**Set tasks**
A. In the Webster Street basements article, list every date given as a month and day.
B. Using the Webster Street basements article, answer yes or no for each statement and quote the words that decide it.
(i) At 2189 Webster St., nearly all of the pumped groundwater went into the city's storm drains.
(ii) The basement project near Santa Rita Avenue pumped out 22.3 million gallons of groundwater.
(iii) The basement at 2121 Webster St. is the first residential basement project in Palo Alto to use a cutoff wall.

**Given passage**
On a single block of Webster Street in the Old Palo Alto neighborhood, a tale of two basements is unfolding — one that illustrates the city's evolving debate over groundwater.
At 2189 Webster St., near North California Avenue, contractors building a basement began pumping water out of the ground on July 18, according to data obtained by the Weekly. By the time the pumping concluded on Oct. 7, they had extracted 22.3 million gallons of groundwater, nearly all of which was discharged into the city's storm drains.
At a basement project on the north end of the block, near Santa Rita Avenue, the groundwater pumping began on June 29 and concluded on Sept. 15. Here, only 133,000 gallons were pumped out. The number of gallons discharged into the storm drains? Zero.
Palo Alto generally doesn't celebrate the construction of residential basements — private amenities that have become both more commonplace and more scrutinized over the past several years. Yet for city officials, the basement at 2121 Webster St. is kind of a big deal: the first residential basement project in Palo Alto to use a cutoff wall.
A December report notes that all of the extracted water had simply soaked into the backyard.

**Extracted entries**

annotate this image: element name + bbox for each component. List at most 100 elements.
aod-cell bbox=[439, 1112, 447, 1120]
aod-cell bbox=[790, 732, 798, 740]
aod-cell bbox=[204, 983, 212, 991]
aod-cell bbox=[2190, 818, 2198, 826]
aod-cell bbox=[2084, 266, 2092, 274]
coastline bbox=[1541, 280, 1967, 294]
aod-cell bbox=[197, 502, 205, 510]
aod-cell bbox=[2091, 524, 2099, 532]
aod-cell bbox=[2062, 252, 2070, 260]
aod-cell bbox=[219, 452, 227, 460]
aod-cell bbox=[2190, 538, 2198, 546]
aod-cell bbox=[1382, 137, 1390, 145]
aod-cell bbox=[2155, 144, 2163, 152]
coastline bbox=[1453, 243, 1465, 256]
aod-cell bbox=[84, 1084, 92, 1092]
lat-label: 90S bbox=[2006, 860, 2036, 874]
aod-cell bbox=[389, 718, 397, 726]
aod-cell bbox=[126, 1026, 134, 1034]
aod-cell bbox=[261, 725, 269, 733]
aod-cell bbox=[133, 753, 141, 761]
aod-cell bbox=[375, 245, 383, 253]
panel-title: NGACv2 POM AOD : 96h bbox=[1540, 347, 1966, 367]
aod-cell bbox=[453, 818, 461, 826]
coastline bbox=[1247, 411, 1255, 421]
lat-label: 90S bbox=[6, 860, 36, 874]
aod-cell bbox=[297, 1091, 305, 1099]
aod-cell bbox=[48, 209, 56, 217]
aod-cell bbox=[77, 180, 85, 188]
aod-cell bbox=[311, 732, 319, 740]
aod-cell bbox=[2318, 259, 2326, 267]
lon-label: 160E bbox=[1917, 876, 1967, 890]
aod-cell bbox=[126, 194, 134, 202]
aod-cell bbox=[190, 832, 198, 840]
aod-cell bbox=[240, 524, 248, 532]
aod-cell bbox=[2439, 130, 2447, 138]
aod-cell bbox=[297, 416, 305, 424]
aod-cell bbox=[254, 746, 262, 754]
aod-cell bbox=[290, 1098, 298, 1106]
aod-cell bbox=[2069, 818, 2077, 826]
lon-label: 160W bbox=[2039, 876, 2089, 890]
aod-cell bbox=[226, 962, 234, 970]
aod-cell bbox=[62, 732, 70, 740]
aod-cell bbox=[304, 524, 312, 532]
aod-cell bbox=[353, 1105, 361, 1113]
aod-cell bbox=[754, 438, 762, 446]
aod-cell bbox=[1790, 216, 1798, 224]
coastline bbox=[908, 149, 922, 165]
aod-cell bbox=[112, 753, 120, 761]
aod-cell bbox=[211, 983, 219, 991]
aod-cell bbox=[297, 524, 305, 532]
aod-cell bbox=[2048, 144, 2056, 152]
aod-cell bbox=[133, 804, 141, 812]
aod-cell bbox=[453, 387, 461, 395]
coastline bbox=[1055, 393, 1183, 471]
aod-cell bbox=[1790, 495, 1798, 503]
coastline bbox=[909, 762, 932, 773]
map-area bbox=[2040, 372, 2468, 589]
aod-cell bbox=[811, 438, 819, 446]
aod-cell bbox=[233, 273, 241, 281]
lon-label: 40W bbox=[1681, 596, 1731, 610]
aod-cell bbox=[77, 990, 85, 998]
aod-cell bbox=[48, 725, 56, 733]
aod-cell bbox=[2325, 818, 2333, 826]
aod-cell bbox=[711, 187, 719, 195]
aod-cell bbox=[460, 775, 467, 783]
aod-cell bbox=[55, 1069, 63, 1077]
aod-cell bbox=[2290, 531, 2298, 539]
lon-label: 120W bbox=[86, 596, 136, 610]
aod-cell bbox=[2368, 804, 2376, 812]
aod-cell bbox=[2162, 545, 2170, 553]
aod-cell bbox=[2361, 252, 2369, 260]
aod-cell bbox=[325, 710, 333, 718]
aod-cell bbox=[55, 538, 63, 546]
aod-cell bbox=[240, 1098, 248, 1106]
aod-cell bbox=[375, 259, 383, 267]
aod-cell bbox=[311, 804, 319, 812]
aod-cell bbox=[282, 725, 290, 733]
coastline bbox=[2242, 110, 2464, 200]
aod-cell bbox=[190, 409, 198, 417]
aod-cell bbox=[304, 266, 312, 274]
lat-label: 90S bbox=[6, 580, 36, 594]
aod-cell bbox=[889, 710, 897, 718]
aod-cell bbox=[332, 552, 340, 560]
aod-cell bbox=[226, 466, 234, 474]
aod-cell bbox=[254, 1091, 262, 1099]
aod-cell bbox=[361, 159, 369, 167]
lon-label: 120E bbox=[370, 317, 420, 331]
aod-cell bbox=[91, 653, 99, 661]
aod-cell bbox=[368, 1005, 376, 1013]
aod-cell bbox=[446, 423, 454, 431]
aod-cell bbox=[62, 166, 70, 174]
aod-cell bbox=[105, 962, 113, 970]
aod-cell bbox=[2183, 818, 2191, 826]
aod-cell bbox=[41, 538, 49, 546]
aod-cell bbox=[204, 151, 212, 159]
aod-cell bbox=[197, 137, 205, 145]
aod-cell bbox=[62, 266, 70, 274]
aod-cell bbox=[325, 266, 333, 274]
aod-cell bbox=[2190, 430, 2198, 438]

**Worked solutions**
A.
July 18
Oct. 7
June 29
Sept. 15

B.
(i) Yes: "nearly all of which was discharged into the city's storm drains"
(ii) No: "Here, only 133,000 gallons were pumped out."
(iii) Yes: "the first residential basement project in Palo Alto to use a cutoff wall"